Each entry needs to be restated exactly as written.

• [Available data]:

**********

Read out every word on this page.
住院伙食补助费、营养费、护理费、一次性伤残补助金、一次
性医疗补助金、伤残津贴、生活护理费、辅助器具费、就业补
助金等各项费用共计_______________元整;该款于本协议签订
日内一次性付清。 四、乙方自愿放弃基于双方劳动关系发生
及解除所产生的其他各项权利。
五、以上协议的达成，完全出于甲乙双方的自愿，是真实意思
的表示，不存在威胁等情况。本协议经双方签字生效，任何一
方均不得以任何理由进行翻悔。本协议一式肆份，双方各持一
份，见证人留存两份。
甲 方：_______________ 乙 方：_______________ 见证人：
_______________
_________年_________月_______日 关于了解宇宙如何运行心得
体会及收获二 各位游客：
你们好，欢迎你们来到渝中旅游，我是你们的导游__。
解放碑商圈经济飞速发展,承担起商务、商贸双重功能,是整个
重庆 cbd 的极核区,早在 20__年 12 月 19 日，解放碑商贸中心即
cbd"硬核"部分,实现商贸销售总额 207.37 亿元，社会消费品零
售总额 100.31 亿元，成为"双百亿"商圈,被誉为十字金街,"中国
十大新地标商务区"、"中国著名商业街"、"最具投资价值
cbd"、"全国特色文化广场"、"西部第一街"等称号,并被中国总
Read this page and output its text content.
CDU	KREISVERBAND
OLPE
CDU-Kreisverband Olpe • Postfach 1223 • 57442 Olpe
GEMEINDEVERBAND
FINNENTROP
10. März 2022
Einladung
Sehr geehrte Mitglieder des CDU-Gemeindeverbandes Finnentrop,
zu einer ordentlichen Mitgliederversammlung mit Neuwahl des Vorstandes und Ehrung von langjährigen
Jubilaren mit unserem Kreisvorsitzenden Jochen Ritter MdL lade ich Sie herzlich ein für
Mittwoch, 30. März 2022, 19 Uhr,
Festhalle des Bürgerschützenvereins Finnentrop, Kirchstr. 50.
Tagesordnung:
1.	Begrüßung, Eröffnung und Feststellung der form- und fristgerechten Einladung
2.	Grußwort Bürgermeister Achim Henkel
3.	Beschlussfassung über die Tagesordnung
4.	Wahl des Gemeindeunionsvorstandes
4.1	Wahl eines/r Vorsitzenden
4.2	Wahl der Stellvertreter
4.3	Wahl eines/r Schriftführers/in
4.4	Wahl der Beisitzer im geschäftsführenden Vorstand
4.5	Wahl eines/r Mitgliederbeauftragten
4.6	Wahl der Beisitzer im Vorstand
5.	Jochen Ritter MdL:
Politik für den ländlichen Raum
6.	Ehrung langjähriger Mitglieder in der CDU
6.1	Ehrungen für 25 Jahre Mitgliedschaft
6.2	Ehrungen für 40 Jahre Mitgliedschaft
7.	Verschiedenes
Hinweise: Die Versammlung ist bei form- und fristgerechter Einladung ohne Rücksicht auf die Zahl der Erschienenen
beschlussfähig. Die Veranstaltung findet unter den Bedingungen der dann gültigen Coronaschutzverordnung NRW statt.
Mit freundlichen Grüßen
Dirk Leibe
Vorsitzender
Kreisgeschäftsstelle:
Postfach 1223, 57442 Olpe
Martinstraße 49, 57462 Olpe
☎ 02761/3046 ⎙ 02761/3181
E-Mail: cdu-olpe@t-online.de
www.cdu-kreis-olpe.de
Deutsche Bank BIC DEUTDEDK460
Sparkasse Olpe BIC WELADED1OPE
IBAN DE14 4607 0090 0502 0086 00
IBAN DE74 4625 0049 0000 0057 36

**********

• [Result below]:
Read out every word on this page.
住院伙食补助费、营养费、护理费、一次性伤残补助金、一次
性医疗补助金、伤残津贴、生活护理费、辅助器具费、就业补
助金等各项费用共计_______________元整;该款于本协议签订
日内一次性付清。 四、乙方自愿放弃基于双方劳动关系发生
及解除所产生的其他各项权利。
五、以上协议的达成，完全出于甲乙双方的自愿，是真实意思
的表示，不存在威胁等情况。本协议经双方签字生效，任何一
方均不得以任何理由进行翻悔。本协议一式肆份，双方各持一
份，见证人留存两份。
甲 方：_______________ 乙 方：_______________ 见证人：
_______________
_________年_________月_______日 关于了解宇宙如何运行心得
体会及收获二 各位游客：
你们好，欢迎你们来到渝中旅游，我是你们的导游__。
解放碑商圈经济飞速发展,承担起商务、商贸双重功能,是整个
重庆 cbd 的极核区,早在 20__年 12 月 19 日，解放碑商贸中心即
cbd"硬核"部分,实现商贸销售总额 207.37 亿元，社会消费品零
售总额 100.31 亿元，成为"双百亿"商圈,被誉为十字金街,"中国
十大新地标商务区"、"中国著名商业街"、"最具投资价值
cbd"、"全国特色文化广场"、"西部第一街"等称号,并被中国总
Read this page and output its text content.
CDU	KREISVERBAND
OLPE
CDU-Kreisverband Olpe • Postfach 1223 • 57442 Olpe
GEMEINDEVERBAND
FINNENTROP
10. März 2022
Einladung
Sehr geehrte Mitglieder des CDU-Gemeindeverbandes Finnentrop,
zu einer ordentlichen Mitgliederversammlung mit Neuwahl des Vorstandes und Ehrung von langjährigen
Jubilaren mit unserem Kreisvorsitzenden Jochen Ritter MdL lade ich Sie herzlich ein für
Mittwoch, 30. März 2022, 19 Uhr,
Festhalle des Bürgerschützenvereins Finnentrop, Kirchstr. 50.
Tagesordnung:
1.	Begrüßung, Eröffnung und Feststellung der form- und fristgerechten Einladung
2.	Grußwort Bürgermeister Achim Henkel
3.	Beschlussfassung über die Tagesordnung
4.	Wahl des Gemeindeunionsvorstandes
4.1	Wahl eines/r Vorsitzenden
4.2	Wahl der Stellvertreter
4.3	Wahl eines/r Schriftführers/in
4.4	Wahl der Beisitzer im geschäftsführenden Vorstand
4.5	Wahl eines/r Mitgliederbeauftragten
4.6	Wahl der Beisitzer im Vorstand
5.	Jochen Ritter MdL:
Politik für den ländlichen Raum
6.	Ehrung langjähriger Mitglieder in der CDU
6.1	Ehrungen für 25 Jahre Mitgliedschaft
6.2	Ehrungen für 40 Jahre Mitgliedschaft
7.	Verschiedenes
Hinweise: Die Versammlung ist bei form- und fristgerechter Einladung ohne Rücksicht auf die Zahl der Erschienenen
beschlussfähig. Die Veranstaltung findet unter den Bedingungen der dann gültigen Coronaschutzverordnung NRW statt.
Mit freundlichen Grüßen
Dirk Leibe
Vorsitzender
Kreisgeschäftsstelle:
Postfach 1223, 57442 Olpe
Martinstraße 49, 57462 Olpe
☎ 02761/3046 ⎙ 02761/3181
E-Mail: cdu-olpe@t-online.de
www.cdu-kreis-olpe.de
Deutsche Bank BIC DEUTDEDK460
Sparkasse Olpe BIC WELADED1OPE
IBAN DE14 4607 0090 0502 0086 00
IBAN DE74 4625 0049 0000 0057 36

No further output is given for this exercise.